**SHORT EXERCISE**
Copy out, from the entries below, each line holding the string "warna".

Stored entries:
::::

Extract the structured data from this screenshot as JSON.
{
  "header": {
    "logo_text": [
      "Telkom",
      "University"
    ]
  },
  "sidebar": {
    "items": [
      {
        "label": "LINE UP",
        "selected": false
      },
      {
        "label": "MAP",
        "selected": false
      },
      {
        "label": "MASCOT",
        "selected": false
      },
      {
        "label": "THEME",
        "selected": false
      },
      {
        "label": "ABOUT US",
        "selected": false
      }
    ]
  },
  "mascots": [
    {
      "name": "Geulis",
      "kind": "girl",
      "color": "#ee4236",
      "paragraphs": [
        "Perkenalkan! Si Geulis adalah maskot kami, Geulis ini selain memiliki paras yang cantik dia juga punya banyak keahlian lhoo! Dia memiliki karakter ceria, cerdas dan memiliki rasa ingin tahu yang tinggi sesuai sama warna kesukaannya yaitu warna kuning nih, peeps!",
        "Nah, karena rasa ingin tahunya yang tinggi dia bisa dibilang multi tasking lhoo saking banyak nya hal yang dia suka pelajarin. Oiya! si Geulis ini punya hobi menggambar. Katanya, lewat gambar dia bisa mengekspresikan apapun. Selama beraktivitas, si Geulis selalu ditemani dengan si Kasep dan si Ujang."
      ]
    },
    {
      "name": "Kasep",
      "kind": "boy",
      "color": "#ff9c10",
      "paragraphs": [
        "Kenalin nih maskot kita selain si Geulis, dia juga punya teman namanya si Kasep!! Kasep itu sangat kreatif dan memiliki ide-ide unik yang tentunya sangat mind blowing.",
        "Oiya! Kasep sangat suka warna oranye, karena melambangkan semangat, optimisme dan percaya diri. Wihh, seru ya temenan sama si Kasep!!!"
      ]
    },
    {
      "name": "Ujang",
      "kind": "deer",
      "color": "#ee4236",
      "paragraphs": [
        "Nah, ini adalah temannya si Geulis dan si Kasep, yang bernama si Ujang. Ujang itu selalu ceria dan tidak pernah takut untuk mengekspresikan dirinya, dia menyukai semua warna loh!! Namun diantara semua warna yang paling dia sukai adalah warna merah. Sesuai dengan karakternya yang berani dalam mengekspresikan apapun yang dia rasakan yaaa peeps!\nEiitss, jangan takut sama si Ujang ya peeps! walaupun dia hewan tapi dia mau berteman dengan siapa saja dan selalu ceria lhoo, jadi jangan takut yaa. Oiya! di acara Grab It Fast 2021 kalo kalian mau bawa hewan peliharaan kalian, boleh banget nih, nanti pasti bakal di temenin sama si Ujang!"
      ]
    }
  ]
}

::::

**FINAL ANSWER**
        "Perkenalkan! Si Geulis adalah maskot kami, Geulis ini selain memiliki paras yang cantik dia juga punya banyak keahlian lhoo! Dia memiliki karakter ceria, cerdas dan memiliki rasa ingin tahu yang tinggi sesuai sama warna kesukaannya yaitu warna kuning nih, peeps!",
        "Oiya! Kasep sangat suka warna oranye, karena melambangkan semangat, optimisme dan percaya diri. Wihh, seru ya temenan sama si Kasep!!!"
        "Nah, ini adalah temannya si Geulis dan si Kasep, yang bernama si Ujang. Ujang itu selalu ceria dan tidak pernah takut untuk mengekspresikan dirinya, dia menyukai semua warna loh!! Namun diantara semua warna yang paling dia sukai adalah warna merah. Sesuai dengan karakternya yang berani dalam mengekspresikan apapun yang dia rasakan yaaa peeps!\nEiitss, jangan takut sama si Ujang ya peeps! walaupun dia hewan tapi dia mau berteman dengan siapa saja dan selalu ceria lhoo, jadi jangan takut yaa. Oiya! di acara Grab It Fast 2021 kalo kalian mau bawa hewan peliharaan kalian, boleh banget nih, nanti pasti bakal di temenin sama si Ujang!"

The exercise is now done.